§ **Task directions**
Transcribe all of the material exactly, except for its pictures.

Part of a data file
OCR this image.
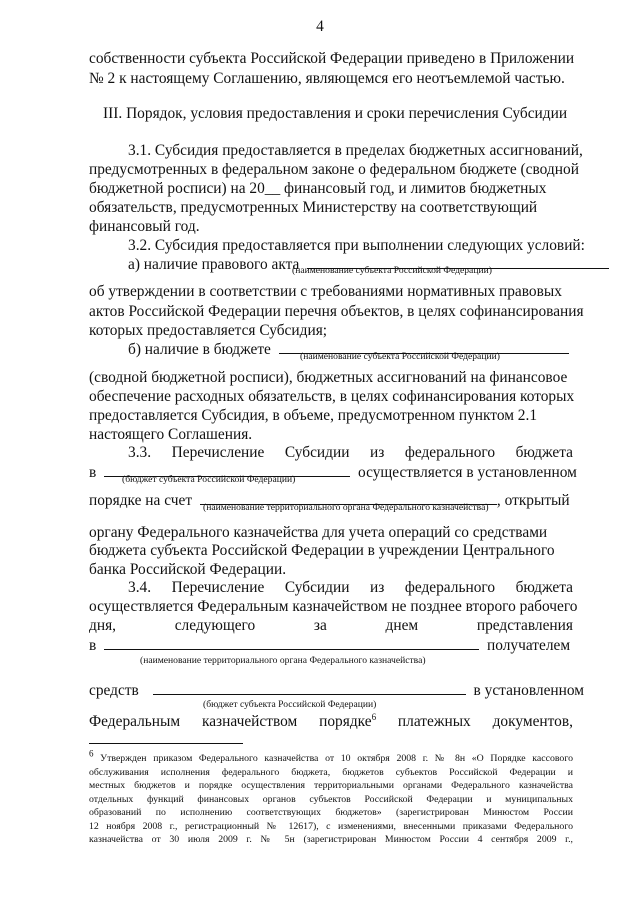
4
собственности субъекта Российской Федерации приведено в Приложении
№ 2 к настоящему Соглашению, являющемся его неотъемлемой частью.
III. Порядок, условия предоставления и сроки перечисления Субсидии
3.1. Субсидия предоставляется в пределах бюджетных ассигнований,
предусмотренных в федеральном законе о федеральном бюджете (сводной
бюджетной росписи) на 20__ финансовый год, и лимитов бюджетных
обязательств, предусмотренных Министерству на соответствующий
финансовый год.
3.2. Субсидия предоставляется при выполнении следующих условий:
а) наличие правового акта
(наименование субъекта Российской Федерации)
об утверждении в соответствии с требованиями нормативных правовых
актов Российской Федерации перечня объектов, в целях софинансирования
которых предоставляется Субсидия;
б) наличие в бюджете	(наименование субъекта Российской Федерации)
(сводной бюджетной росписи), бюджетных ассигнований на финансовое
обеспечение расходных обязательств, в целях софинансирования которых
предоставляется Субсидия, в объеме, предусмотренном пунктом 2.1
настоящего Соглашения.
3.3. Перечисление Субсидии из федерального бюджета
в	осуществляется в установленном
(бюджет субъекта Российской Федерации)
порядке на счет	, открытый
(наименование территориального органа Федерального казначейства)
органу Федерального казначейства для учета операций со средствами
бюджета субъекта Российской Федерации в учреждении Центрального
банка Российской Федерации.
3.4. Перечисление Субсидии из федерального бюджета
осуществляется Федеральным казначейством не позднее второго рабочего
дня,	следующего	за	днем	представления
в	получателем
(наименование территориального органа Федерального казначейства)
средств	в установленном
(бюджет субъекта Российской Федерации)
Федеральным казначейством порядке$^6$ платежных документов,
$^6$ Утвержден приказом Федерального казначейства от 10 октября 2008 г. № 8н «О Порядке кассового
обслуживания исполнения федерального бюджета, бюджетов субъектов Российской Федерации и
местных бюджетов и порядке осуществления территориальными органами Федерального казначейства
отдельных функций финансовых органов субъектов Российской Федерации и муниципальных
образований по исполнению соответствующих бюджетов» (зарегистрирован Минюстом России
12 ноября 2008 г., регистрационный № 12617), с изменениями, внесенными приказами Федерального
казначейства от 30 июля 2009 г. № 5н (зарегистрирован Минюстом России 4 сентября 2009 г.,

§ **The result**
OCR this image.
4
собственности субъекта Российской Федерации приведено в Приложении
№ 2 к настоящему Соглашению, являющемся его неотъемлемой частью.
III. Порядок, условия предоставления и сроки перечисления Субсидии
3.1. Субсидия предоставляется в пределах бюджетных ассигнований,
предусмотренных в федеральном законе о федеральном бюджете (сводной
бюджетной росписи) на 20__ финансовый год, и лимитов бюджетных
обязательств, предусмотренных Министерству на соответствующий
финансовый год.
3.2. Субсидия предоставляется при выполнении следующих условий:
а) наличие правового акта
(наименование субъекта Российской Федерации)
об утверждении в соответствии с требованиями нормативных правовых
актов Российской Федерации перечня объектов, в целях софинансирования
которых предоставляется Субсидия;
б) наличие в бюджете	(наименование субъекта Российской Федерации)
(сводной бюджетной росписи), бюджетных ассигнований на финансовое
обеспечение расходных обязательств, в целях софинансирования которых
предоставляется Субсидия, в объеме, предусмотренном пунктом 2.1
настоящего Соглашения.
3.3. Перечисление Субсидии из федерального бюджета
в	осуществляется в установленном
(бюджет субъекта Российской Федерации)
порядке на счет	, открытый
(наименование территориального органа Федерального казначейства)
органу Федерального казначейства для учета операций со средствами
бюджета субъекта Российской Федерации в учреждении Центрального
банка Российской Федерации.
3.4. Перечисление Субсидии из федерального бюджета
осуществляется Федеральным казначейством не позднее второго рабочего
дня,	следующего	за	днем	представления
в	получателем
(наименование территориального органа Федерального казначейства)
средств	в установленном
(бюджет субъекта Российской Федерации)
Федеральным казначейством порядке$^6$ платежных документов,
$^6$ Утвержден приказом Федерального казначейства от 10 октября 2008 г. № 8н «О Порядке кассового
обслуживания исполнения федерального бюджета, бюджетов субъектов Российской Федерации и
местных бюджетов и порядке осуществления территориальными органами Федерального казначейства
отдельных функций финансовых органов субъектов Российской Федерации и муниципальных
образований по исполнению соответствующих бюджетов» (зарегистрирован Минюстом России
12 ноября 2008 г., регистрационный № 12617), с изменениями, внесенными приказами Федерального
казначейства от 30 июля 2009 г. № 5н (зарегистрирован Минюстом России 4 сентября 2009 г.,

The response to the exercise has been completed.